PROBLEMS AND TASKS:
1 – In the summer dinner recipe, write down the passage starting at "3. Microwave about" and ending at "and dried seaweed.".
2 – According to the ingredient list in the summer dinner recipe, what are the components of the Chipotle Garlic Aioli?
— Start of EXTRACTED TEXT —
This is our favourite summer dinner on a hot evening. Perfect for a beach picnic or to have on the patio with a cold drink.

Ingredients:

Leftover basmati rice
Red cabbage cut into thin strips (or bite size pieces of greens like kale or romaine)
Cucumber cut into thin strips
Sliced avocado
Pickled pink ginger slices
Dried seaweed pieces
Gamashio (or roasted sesame seeds)
Pickled three bean salad
Chipotle Garlic Aioli (combine vegan mayo, roasted garlic powder, & frank’s red hot sauce)

Instructions:

  1. Prep the veggies and set aside.
  2. Prep the chipotle aioli by whisking together a couple tablespoons of vegan mayo with hot sauce and roasted garlic powder, to taste.
  3. Microwave about half to one cup of leftover basmati rice, depending on how hungry you are, in a large bowl for 30 seconds till just warmed but not hot.
  4. Layer the red cabbage or greens, cucumber, avocado, and bean salad on the rice.
  5. Garnish with gamashio (or roasted sesame seeds), pickled pink ginger, and dried seaweed.
  6. Drizzle the aioli over the top, toss the salad lightly, and dig in!
— End of EXTRACTED TEXT —
— Start of EXTRACTED ENTRIES —
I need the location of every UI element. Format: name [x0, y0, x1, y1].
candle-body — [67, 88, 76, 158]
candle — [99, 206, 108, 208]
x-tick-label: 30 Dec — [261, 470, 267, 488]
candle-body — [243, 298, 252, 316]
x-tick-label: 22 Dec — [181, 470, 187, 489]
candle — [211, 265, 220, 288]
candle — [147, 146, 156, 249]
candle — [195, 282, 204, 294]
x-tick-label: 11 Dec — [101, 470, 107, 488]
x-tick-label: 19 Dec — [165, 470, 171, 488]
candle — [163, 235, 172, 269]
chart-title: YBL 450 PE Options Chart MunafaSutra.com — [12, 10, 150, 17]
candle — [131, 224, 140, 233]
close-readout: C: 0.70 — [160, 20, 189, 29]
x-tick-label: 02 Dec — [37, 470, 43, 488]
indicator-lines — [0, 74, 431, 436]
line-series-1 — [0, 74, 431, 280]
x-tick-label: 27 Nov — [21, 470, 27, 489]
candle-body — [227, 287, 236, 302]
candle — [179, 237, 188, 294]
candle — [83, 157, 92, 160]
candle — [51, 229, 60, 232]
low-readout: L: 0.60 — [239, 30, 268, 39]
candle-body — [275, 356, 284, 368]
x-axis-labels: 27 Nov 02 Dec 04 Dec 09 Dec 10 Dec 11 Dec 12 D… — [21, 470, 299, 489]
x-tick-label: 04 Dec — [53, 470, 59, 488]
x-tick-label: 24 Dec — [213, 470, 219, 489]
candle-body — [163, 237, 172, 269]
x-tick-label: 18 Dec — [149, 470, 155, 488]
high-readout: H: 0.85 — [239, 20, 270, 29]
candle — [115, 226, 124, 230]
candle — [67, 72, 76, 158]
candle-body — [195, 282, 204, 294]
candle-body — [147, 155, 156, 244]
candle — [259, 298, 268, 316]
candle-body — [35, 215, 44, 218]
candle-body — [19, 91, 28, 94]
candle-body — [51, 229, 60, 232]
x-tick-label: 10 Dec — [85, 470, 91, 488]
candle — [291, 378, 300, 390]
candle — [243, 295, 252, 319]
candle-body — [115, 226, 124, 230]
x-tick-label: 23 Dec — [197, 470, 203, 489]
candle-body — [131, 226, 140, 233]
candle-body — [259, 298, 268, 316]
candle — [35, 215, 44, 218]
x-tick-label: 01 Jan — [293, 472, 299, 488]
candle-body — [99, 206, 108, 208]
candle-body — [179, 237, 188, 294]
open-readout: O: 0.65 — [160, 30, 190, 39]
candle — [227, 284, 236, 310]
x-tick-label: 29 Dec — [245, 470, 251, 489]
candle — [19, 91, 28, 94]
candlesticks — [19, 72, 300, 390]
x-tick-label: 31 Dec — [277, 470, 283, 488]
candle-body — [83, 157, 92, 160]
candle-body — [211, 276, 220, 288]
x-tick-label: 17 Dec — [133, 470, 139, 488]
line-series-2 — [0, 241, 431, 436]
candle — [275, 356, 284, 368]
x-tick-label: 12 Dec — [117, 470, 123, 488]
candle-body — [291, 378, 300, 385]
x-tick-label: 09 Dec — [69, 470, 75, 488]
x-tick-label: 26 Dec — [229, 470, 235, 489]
— End of EXTRACTED ENTRIES —
COMPLETE ANSWERS:
1 –
3. Microwave about half to one cup of leftover basmati rice, depending on how hungry you are, in a large bowl for 30 seconds till just warmed but not hot.
  4. Layer the red cabbage or greens, cucumber, avocado, and bean salad on the rice.
  5. Garnish with gamashio (or roasted sesame seeds), pickled pink ginger, and dried seaweed.

2 –
- vegan mayo
- roasted garlic powder
- frank’s red hot sauce